»»
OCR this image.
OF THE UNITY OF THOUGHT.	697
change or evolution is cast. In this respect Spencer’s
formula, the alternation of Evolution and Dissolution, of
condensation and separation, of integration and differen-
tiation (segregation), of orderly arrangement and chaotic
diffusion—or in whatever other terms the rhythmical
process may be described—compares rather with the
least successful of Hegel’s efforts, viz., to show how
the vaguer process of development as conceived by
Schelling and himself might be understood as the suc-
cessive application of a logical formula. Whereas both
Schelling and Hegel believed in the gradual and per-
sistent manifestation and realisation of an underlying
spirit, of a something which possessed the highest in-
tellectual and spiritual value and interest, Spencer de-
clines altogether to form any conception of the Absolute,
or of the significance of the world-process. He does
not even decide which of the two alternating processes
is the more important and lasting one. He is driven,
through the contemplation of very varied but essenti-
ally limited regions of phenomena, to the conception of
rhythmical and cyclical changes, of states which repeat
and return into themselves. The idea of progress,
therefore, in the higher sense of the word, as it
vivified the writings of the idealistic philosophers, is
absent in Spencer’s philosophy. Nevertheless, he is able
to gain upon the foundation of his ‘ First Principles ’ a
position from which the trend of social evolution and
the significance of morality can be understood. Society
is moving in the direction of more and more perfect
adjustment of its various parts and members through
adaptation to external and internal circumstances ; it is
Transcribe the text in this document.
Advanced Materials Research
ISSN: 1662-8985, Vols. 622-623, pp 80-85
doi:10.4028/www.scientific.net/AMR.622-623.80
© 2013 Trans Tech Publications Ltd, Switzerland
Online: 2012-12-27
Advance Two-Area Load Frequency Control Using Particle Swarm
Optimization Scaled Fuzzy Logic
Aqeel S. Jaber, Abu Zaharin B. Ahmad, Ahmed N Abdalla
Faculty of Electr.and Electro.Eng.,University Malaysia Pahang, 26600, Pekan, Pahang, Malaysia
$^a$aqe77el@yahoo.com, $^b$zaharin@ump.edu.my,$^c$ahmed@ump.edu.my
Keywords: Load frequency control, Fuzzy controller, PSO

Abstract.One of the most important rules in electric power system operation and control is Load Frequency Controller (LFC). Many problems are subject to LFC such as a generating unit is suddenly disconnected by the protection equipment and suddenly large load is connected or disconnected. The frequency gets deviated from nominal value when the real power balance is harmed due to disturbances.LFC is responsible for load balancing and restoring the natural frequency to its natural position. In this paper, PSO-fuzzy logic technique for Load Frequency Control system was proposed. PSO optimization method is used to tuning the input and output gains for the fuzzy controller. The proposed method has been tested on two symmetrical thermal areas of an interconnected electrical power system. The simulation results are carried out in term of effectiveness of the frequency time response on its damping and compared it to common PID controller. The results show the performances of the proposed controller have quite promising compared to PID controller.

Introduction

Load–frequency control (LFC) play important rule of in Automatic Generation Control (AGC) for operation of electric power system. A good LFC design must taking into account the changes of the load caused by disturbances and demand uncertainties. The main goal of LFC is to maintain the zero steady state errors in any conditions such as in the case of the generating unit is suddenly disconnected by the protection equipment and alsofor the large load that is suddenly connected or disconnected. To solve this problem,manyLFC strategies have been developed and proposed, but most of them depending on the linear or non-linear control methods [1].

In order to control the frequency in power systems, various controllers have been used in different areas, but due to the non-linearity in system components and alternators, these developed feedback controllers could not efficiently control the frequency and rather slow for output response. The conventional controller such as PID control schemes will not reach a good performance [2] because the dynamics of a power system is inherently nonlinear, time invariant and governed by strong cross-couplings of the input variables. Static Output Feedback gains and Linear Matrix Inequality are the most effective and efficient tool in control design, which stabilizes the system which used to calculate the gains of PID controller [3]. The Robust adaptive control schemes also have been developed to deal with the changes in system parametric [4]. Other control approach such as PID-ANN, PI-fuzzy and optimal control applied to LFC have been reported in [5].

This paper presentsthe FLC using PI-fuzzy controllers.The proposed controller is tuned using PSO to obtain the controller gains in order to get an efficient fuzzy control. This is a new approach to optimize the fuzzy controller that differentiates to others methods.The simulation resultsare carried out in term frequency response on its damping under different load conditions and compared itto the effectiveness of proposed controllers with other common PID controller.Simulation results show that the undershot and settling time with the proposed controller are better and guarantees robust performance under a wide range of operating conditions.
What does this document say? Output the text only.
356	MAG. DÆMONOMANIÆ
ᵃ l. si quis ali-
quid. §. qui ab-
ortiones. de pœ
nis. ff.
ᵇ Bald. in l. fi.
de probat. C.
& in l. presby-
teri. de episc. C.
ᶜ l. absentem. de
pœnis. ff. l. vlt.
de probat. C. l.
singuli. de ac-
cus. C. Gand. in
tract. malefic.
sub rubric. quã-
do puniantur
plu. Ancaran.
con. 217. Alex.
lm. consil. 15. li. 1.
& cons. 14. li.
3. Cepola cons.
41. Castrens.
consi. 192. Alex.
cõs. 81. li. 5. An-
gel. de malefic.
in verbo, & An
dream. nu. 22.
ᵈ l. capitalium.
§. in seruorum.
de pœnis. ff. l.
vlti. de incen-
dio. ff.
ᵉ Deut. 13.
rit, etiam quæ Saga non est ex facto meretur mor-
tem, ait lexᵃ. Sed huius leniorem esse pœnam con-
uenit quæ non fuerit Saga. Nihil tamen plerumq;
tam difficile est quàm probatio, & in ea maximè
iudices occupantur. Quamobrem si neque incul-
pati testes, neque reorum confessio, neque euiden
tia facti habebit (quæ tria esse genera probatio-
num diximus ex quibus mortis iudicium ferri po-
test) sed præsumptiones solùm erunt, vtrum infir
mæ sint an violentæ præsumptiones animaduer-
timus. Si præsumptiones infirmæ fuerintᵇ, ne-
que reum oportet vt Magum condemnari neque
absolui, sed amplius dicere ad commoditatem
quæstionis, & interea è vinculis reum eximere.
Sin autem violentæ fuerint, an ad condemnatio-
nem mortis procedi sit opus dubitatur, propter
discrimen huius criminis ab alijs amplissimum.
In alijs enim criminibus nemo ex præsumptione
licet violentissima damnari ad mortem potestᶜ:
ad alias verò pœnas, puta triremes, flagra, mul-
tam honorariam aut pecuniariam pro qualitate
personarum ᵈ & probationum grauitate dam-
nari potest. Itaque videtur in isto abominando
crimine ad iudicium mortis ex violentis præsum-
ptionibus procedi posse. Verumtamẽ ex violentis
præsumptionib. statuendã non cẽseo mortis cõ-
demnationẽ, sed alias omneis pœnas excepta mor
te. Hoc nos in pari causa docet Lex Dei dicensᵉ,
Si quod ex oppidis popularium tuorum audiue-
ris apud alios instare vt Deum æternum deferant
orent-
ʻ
««
== Required work ==
Reproduce the listing above word for word.

== Response to this exercise ==
OCR this image.
OF THE UNITY OF THOUGHT.	697
change or evolution is cast. In this respect Spencer’s
formula, the alternation of Evolution and Dissolution, of
condensation and separation, of integration and differen-
tiation (segregation), of orderly arrangement and chaotic
diffusion—or in whatever other terms the rhythmical
process may be described—compares rather with the
least successful of Hegel’s efforts, viz., to show how
the vaguer process of development as conceived by
Schelling and himself might be understood as the suc-
cessive application of a logical formula. Whereas both
Schelling and Hegel believed in the gradual and per-
sistent manifestation and realisation of an underlying
spirit, of a something which possessed the highest in-
tellectual and spiritual value and interest, Spencer de-
clines altogether to form any conception of the Absolute,
or of the significance of the world-process. He does
not even decide which of the two alternating processes
is the more important and lasting one. He is driven,
through the contemplation of very varied but essenti-
ally limited regions of phenomena, to the conception of
rhythmical and cyclical changes, of states which repeat
and return into themselves. The idea of progress,
therefore, in the higher sense of the word, as it
vivified the writings of the idealistic philosophers, is
absent in Spencer’s philosophy. Nevertheless, he is able
to gain upon the foundation of his ‘ First Principles ’ a
position from which the trend of social evolution and
the significance of morality can be understood. Society
is moving in the direction of more and more perfect
adjustment of its various parts and members through
adaptation to external and internal circumstances ; it is
Transcribe the text in this document.
Advanced Materials Research
ISSN: 1662-8985, Vols. 622-623, pp 80-85
doi:10.4028/www.scientific.net/AMR.622-623.80
© 2013 Trans Tech Publications Ltd, Switzerland
Online: 2012-12-27
Advance Two-Area Load Frequency Control Using Particle Swarm
Optimization Scaled Fuzzy Logic
Aqeel S. Jaber, Abu Zaharin B. Ahmad, Ahmed N Abdalla
Faculty of Electr.and Electro.Eng.,University Malaysia Pahang, 26600, Pekan, Pahang, Malaysia
$^a$aqe77el@yahoo.com, $^b$zaharin@ump.edu.my,$^c$ahmed@ump.edu.my
Keywords: Load frequency control, Fuzzy controller, PSO

Abstract.One of the most important rules in electric power system operation and control is Load Frequency Controller (LFC). Many problems are subject to LFC such as a generating unit is suddenly disconnected by the protection equipment and suddenly large load is connected or disconnected. The frequency gets deviated from nominal value when the real power balance is harmed due to disturbances.LFC is responsible for load balancing and restoring the natural frequency to its natural position. In this paper, PSO-fuzzy logic technique for Load Frequency Control system was proposed. PSO optimization method is used to tuning the input and output gains for the fuzzy controller. The proposed method has been tested on two symmetrical thermal areas of an interconnected electrical power system. The simulation results are carried out in term of effectiveness of the frequency time response on its damping and compared it to common PID controller. The results show the performances of the proposed controller have quite promising compared to PID controller.

Introduction

Load–frequency control (LFC) play important rule of in Automatic Generation Control (AGC) for operation of electric power system. A good LFC design must taking into account the changes of the load caused by disturbances and demand uncertainties. The main goal of LFC is to maintain the zero steady state errors in any conditions such as in the case of the generating unit is suddenly disconnected by the protection equipment and alsofor the large load that is suddenly connected or disconnected. To solve this problem,manyLFC strategies have been developed and proposed, but most of them depending on the linear or non-linear control methods [1].

In order to control the frequency in power systems, various controllers have been used in different areas, but due to the non-linearity in system components and alternators, these developed feedback controllers could not efficiently control the frequency and rather slow for output response. The conventional controller such as PID control schemes will not reach a good performance [2] because the dynamics of a power system is inherently nonlinear, time invariant and governed by strong cross-couplings of the input variables. Static Output Feedback gains and Linear Matrix Inequality are the most effective and efficient tool in control design, which stabilizes the system which used to calculate the gains of PID controller [3]. The Robust adaptive control schemes also have been developed to deal with the changes in system parametric [4]. Other control approach such as PID-ANN, PI-fuzzy and optimal control applied to LFC have been reported in [5].

This paper presentsthe FLC using PI-fuzzy controllers.The proposed controller is tuned using PSO to obtain the controller gains in order to get an efficient fuzzy control. This is a new approach to optimize the fuzzy controller that differentiates to others methods.The simulation resultsare carried out in term frequency response on its damping under different load conditions and compared itto the effectiveness of proposed controllers with other common PID controller.Simulation results show that the undershot and settling time with the proposed controller are better and guarantees robust performance under a wide range of operating conditions.
What does this document say? Output the text only.
356	MAG. DÆMONOMANIÆ
ᵃ l. si quis ali-
quid. §. qui ab-
ortiones. de pœ
nis. ff.
ᵇ Bald. in l. fi.
de probat. C.
& in l. presby-
teri. de episc. C.
ᶜ l. absentem. de
pœnis. ff. l. vlt.
de probat. C. l.
singuli. de ac-
cus. C. Gand. in
tract. malefic.
sub rubric. quã-
do puniantur
plu. Ancaran.
con. 217. Alex.
lm. consil. 15. li. 1.
& cons. 14. li.
3. Cepola cons.
41. Castrens.
consi. 192. Alex.
cõs. 81. li. 5. An-
gel. de malefic.
in verbo, & An
dream. nu. 22.
ᵈ l. capitalium.
§. in seruorum.
de pœnis. ff. l.
vlti. de incen-
dio. ff.
ᵉ Deut. 13.
rit, etiam quæ Saga non est ex facto meretur mor-
tem, ait lexᵃ. Sed huius leniorem esse pœnam con-
uenit quæ non fuerit Saga. Nihil tamen plerumq;
tam difficile est quàm probatio, & in ea maximè
iudices occupantur. Quamobrem si neque incul-
pati testes, neque reorum confessio, neque euiden
tia facti habebit (quæ tria esse genera probatio-
num diximus ex quibus mortis iudicium ferri po-
test) sed præsumptiones solùm erunt, vtrum infir
mæ sint an violentæ præsumptiones animaduer-
timus. Si præsumptiones infirmæ fuerintᵇ, ne-
que reum oportet vt Magum condemnari neque
absolui, sed amplius dicere ad commoditatem
quæstionis, & interea è vinculis reum eximere.
Sin autem violentæ fuerint, an ad condemnatio-
nem mortis procedi sit opus dubitatur, propter
discrimen huius criminis ab alijs amplissimum.
In alijs enim criminibus nemo ex præsumptione
licet violentissima damnari ad mortem potestᶜ:
ad alias verò pœnas, puta triremes, flagra, mul-
tam honorariam aut pecuniariam pro qualitate
personarum ᵈ & probationum grauitate dam-
nari potest. Itaque videtur in isto abominando
crimine ad iudicium mortis ex violentis præsum-
ptionibus procedi posse. Verumtamẽ ex violentis
præsumptionib. statuendã non cẽseo mortis cõ-
demnationẽ, sed alias omneis pœnas excepta mor
te. Hoc nos in pari causa docet Lex Dei dicensᵉ,
Si quod ex oppidis popularium tuorum audiue-
ris apud alios instare vt Deum æternum deferant
orent-
ʻ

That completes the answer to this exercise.